» Written exercise
Any pictures in the records below should be skipped; write out everything else exactly.

== Input for this task ==

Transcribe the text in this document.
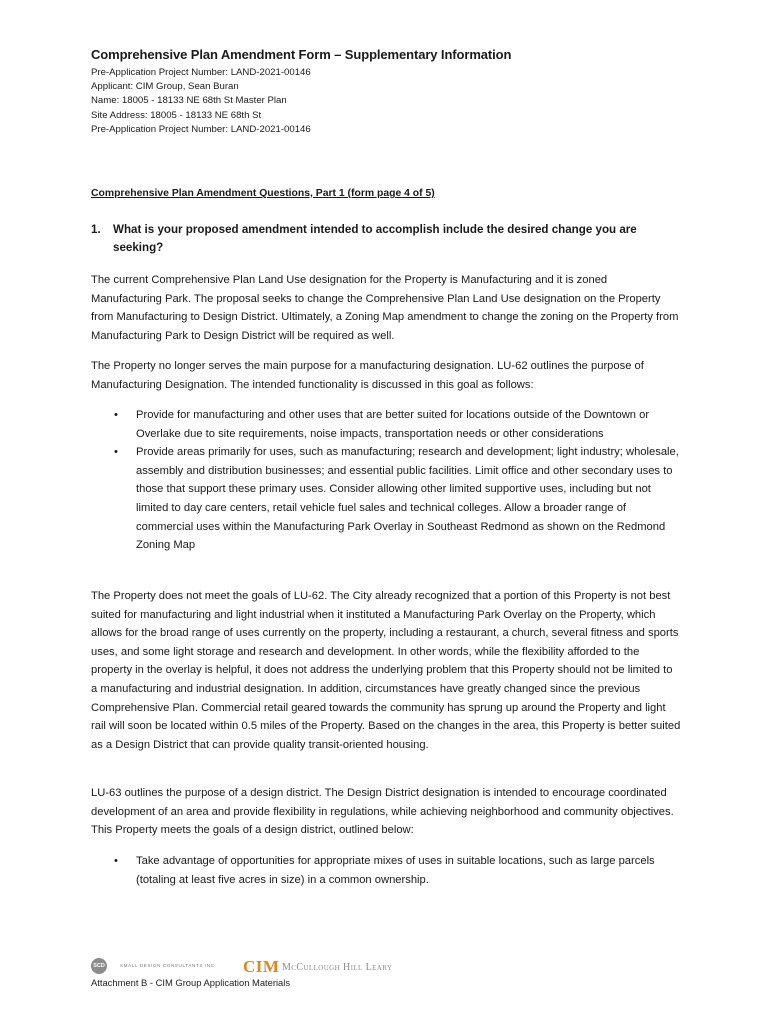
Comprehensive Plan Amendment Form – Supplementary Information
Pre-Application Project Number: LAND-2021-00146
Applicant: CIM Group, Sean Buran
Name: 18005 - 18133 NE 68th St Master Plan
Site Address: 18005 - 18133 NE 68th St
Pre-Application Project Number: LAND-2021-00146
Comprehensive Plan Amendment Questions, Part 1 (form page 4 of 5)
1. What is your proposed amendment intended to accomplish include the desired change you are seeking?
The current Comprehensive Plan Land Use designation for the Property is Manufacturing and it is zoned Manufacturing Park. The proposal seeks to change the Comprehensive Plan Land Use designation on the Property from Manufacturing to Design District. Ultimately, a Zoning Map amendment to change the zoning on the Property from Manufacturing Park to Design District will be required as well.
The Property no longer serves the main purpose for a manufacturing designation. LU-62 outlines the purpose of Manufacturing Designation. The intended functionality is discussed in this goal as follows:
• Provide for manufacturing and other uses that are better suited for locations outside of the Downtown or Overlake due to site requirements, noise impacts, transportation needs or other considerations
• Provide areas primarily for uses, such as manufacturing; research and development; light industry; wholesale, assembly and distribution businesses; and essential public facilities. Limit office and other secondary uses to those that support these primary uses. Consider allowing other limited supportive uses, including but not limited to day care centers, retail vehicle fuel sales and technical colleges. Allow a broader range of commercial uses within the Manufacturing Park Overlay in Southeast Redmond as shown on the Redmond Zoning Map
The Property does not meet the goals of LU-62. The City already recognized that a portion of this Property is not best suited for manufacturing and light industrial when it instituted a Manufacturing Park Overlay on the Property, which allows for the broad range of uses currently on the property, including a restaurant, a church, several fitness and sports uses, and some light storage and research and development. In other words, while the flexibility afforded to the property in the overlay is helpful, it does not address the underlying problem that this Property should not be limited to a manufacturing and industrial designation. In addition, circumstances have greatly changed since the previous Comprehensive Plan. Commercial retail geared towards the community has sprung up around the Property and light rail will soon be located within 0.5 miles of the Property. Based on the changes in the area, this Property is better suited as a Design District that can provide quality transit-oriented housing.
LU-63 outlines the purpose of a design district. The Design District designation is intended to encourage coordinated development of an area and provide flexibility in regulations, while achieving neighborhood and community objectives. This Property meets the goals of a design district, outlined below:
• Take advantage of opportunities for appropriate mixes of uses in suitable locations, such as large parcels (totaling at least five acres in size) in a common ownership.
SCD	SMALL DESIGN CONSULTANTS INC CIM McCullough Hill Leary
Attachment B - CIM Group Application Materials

===

» The solution
Transcribe the text in this document.
Comprehensive Plan Amendment Form – Supplementary Information
Pre-Application Project Number: LAND-2021-00146
Applicant: CIM Group, Sean Buran
Name: 18005 - 18133 NE 68th St Master Plan
Site Address: 18005 - 18133 NE 68th St
Pre-Application Project Number: LAND-2021-00146
Comprehensive Plan Amendment Questions, Part 1 (form page 4 of 5)
1. What is your proposed amendment intended to accomplish include the desired change you are seeking?
The current Comprehensive Plan Land Use designation for the Property is Manufacturing and it is zoned Manufacturing Park. The proposal seeks to change the Comprehensive Plan Land Use designation on the Property from Manufacturing to Design District. Ultimately, a Zoning Map amendment to change the zoning on the Property from Manufacturing Park to Design District will be required as well.
The Property no longer serves the main purpose for a manufacturing designation. LU-62 outlines the purpose of Manufacturing Designation. The intended functionality is discussed in this goal as follows:
• Provide for manufacturing and other uses that are better suited for locations outside of the Downtown or Overlake due to site requirements, noise impacts, transportation needs or other considerations
• Provide areas primarily for uses, such as manufacturing; research and development; light industry; wholesale, assembly and distribution businesses; and essential public facilities. Limit office and other secondary uses to those that support these primary uses. Consider allowing other limited supportive uses, including but not limited to day care centers, retail vehicle fuel sales and technical colleges. Allow a broader range of commercial uses within the Manufacturing Park Overlay in Southeast Redmond as shown on the Redmond Zoning Map
The Property does not meet the goals of LU-62. The City already recognized that a portion of this Property is not best suited for manufacturing and light industrial when it instituted a Manufacturing Park Overlay on the Property, which allows for the broad range of uses currently on the property, including a restaurant, a church, several fitness and sports uses, and some light storage and research and development. In other words, while the flexibility afforded to the property in the overlay is helpful, it does not address the underlying problem that this Property should not be limited to a manufacturing and industrial designation. In addition, circumstances have greatly changed since the previous Comprehensive Plan. Commercial retail geared towards the community has sprung up around the Property and light rail will soon be located within 0.5 miles of the Property. Based on the changes in the area, this Property is better suited as a Design District that can provide quality transit-oriented housing.
LU-63 outlines the purpose of a design district. The Design District designation is intended to encourage coordinated development of an area and provide flexibility in regulations, while achieving neighborhood and community objectives. This Property meets the goals of a design district, outlined below:
• Take advantage of opportunities for appropriate mixes of uses in suitable locations, such as large parcels (totaling at least five acres in size) in a common ownership.
SCD	SMALL DESIGN CONSULTANTS INC CIM McCullough Hill Leary
Attachment B - CIM Group Application Materials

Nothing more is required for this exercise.